Objective
Return every entry exactly.
━━━━━━━━━━━━━━━━━━━━━━━━━━━━━━
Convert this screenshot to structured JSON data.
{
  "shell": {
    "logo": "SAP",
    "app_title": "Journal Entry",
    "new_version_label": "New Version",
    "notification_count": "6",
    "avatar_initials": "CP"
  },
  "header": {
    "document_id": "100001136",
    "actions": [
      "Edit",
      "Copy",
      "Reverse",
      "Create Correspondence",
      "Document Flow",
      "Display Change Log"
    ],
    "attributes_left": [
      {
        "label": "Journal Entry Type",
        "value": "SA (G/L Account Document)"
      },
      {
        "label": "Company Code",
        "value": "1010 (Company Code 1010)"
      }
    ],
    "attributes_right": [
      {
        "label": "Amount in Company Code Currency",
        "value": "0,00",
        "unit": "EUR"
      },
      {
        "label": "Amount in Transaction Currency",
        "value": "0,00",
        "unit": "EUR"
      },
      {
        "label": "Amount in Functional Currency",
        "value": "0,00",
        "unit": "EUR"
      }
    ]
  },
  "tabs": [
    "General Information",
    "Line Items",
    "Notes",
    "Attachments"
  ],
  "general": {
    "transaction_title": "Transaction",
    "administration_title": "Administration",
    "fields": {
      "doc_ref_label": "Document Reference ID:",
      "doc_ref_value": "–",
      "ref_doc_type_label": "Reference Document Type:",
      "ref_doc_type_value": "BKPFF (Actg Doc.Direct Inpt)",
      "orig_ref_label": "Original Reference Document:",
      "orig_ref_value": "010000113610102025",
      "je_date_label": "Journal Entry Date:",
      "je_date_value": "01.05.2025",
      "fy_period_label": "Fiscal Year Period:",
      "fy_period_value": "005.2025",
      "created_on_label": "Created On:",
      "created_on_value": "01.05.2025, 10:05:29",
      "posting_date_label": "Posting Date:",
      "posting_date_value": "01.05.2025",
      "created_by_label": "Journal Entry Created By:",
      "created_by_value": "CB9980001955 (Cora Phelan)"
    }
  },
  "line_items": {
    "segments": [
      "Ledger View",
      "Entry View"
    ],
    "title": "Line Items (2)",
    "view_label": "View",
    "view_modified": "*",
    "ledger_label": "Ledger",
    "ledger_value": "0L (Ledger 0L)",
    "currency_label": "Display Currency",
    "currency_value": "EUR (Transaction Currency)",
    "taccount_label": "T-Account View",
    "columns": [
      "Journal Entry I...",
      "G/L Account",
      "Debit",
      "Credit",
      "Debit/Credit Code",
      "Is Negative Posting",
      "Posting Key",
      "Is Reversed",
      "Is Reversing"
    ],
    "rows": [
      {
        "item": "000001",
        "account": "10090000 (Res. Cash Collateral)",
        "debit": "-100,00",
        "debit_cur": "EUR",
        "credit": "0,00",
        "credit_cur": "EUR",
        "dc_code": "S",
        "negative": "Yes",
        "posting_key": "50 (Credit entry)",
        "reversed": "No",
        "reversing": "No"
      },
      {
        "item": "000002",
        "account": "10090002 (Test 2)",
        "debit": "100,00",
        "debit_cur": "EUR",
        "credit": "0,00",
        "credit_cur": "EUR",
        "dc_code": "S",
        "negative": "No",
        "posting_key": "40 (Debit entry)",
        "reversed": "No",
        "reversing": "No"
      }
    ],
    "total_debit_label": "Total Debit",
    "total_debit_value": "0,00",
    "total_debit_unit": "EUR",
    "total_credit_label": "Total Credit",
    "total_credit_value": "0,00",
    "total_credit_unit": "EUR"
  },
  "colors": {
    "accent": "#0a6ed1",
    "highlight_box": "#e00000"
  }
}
━━━━━━━━━━━━━━━━━━━━━━━━━━━━━━
Task output
Convert this screenshot to structured JSON data.
{
  "shell": {
    "logo": "SAP",
    "app_title": "Journal Entry",
    "new_version_label": "New Version",
    "notification_count": "6",
    "avatar_initials": "CP"
  },
  "header": {
    "document_id": "100001136",
    "actions": [
      "Edit",
      "Copy",
      "Reverse",
      "Create Correspondence",
      "Document Flow",
      "Display Change Log"
    ],
    "attributes_left": [
      {
        "label": "Journal Entry Type",
        "value": "SA (G/L Account Document)"
      },
      {
        "label": "Company Code",
        "value": "1010 (Company Code 1010)"
      }
    ],
    "attributes_right": [
      {
        "label": "Amount in Company Code Currency",
        "value": "0,00",
        "unit": "EUR"
      },
      {
        "label": "Amount in Transaction Currency",
        "value": "0,00",
        "unit": "EUR"
      },
      {
        "label": "Amount in Functional Currency",
        "value": "0,00",
        "unit": "EUR"
      }
    ]
  },
  "tabs": [
    "General Information",
    "Line Items",
    "Notes",
    "Attachments"
  ],
  "general": {
    "transaction_title": "Transaction",
    "administration_title": "Administration",
    "fields": {
      "doc_ref_label": "Document Reference ID:",
      "doc_ref_value": "–",
      "ref_doc_type_label": "Reference Document Type:",
      "ref_doc_type_value": "BKPFF (Actg Doc.Direct Inpt)",
      "orig_ref_label": "Original Reference Document:",
      "orig_ref_value": "010000113610102025",
      "je_date_label": "Journal Entry Date:",
      "je_date_value": "01.05.2025",
      "fy_period_label": "Fiscal Year Period:",
      "fy_period_value": "005.2025",
      "created_on_label": "Created On:",
      "created_on_value": "01.05.2025, 10:05:29",
      "posting_date_label": "Posting Date:",
      "posting_date_value": "01.05.2025",
      "created_by_label": "Journal Entry Created By:",
      "created_by_value": "CB9980001955 (Cora Phelan)"
    }
  },
  "line_items": {
    "segments": [
      "Ledger View",
      "Entry View"
    ],
    "title": "Line Items (2)",
    "view_label": "View",
    "view_modified": "*",
    "ledger_label": "Ledger",
    "ledger_value": "0L (Ledger 0L)",
    "currency_label": "Display Currency",
    "currency_value": "EUR (Transaction Currency)",
    "taccount_label": "T-Account View",
    "columns": [
      "Journal Entry I...",
      "G/L Account",
      "Debit",
      "Credit",
      "Debit/Credit Code",
      "Is Negative Posting",
      "Posting Key",
      "Is Reversed",
      "Is Reversing"
    ],
    "rows": [
      {
        "item": "000001",
        "account": "10090000 (Res. Cash Collateral)",
        "debit": "-100,00",
        "debit_cur": "EUR",
        "credit": "0,00",
        "credit_cur": "EUR",
        "dc_code": "S",
        "negative": "Yes",
        "posting_key": "50 (Credit entry)",
        "reversed": "No",
        "reversing": "No"
      },
      {
        "item": "000002",
        "account": "10090002 (Test 2)",
        "debit": "100,00",
        "debit_cur": "EUR",
        "credit": "0,00",
        "credit_cur": "EUR",
        "dc_code": "S",
        "negative": "No",
        "posting_key": "40 (Debit entry)",
        "reversed": "No",
        "reversing": "No"
      }
    ],
    "total_debit_label": "Total Debit",
    "total_debit_value": "0,00",
    "total_debit_unit": "EUR",
    "total_credit_label": "Total Credit",
    "total_credit_value": "0,00",
    "total_credit_unit": "EUR"
  },
  "colors": {
    "accent": "#0a6ed1",
    "highlight_box": "#e00000"
  }
}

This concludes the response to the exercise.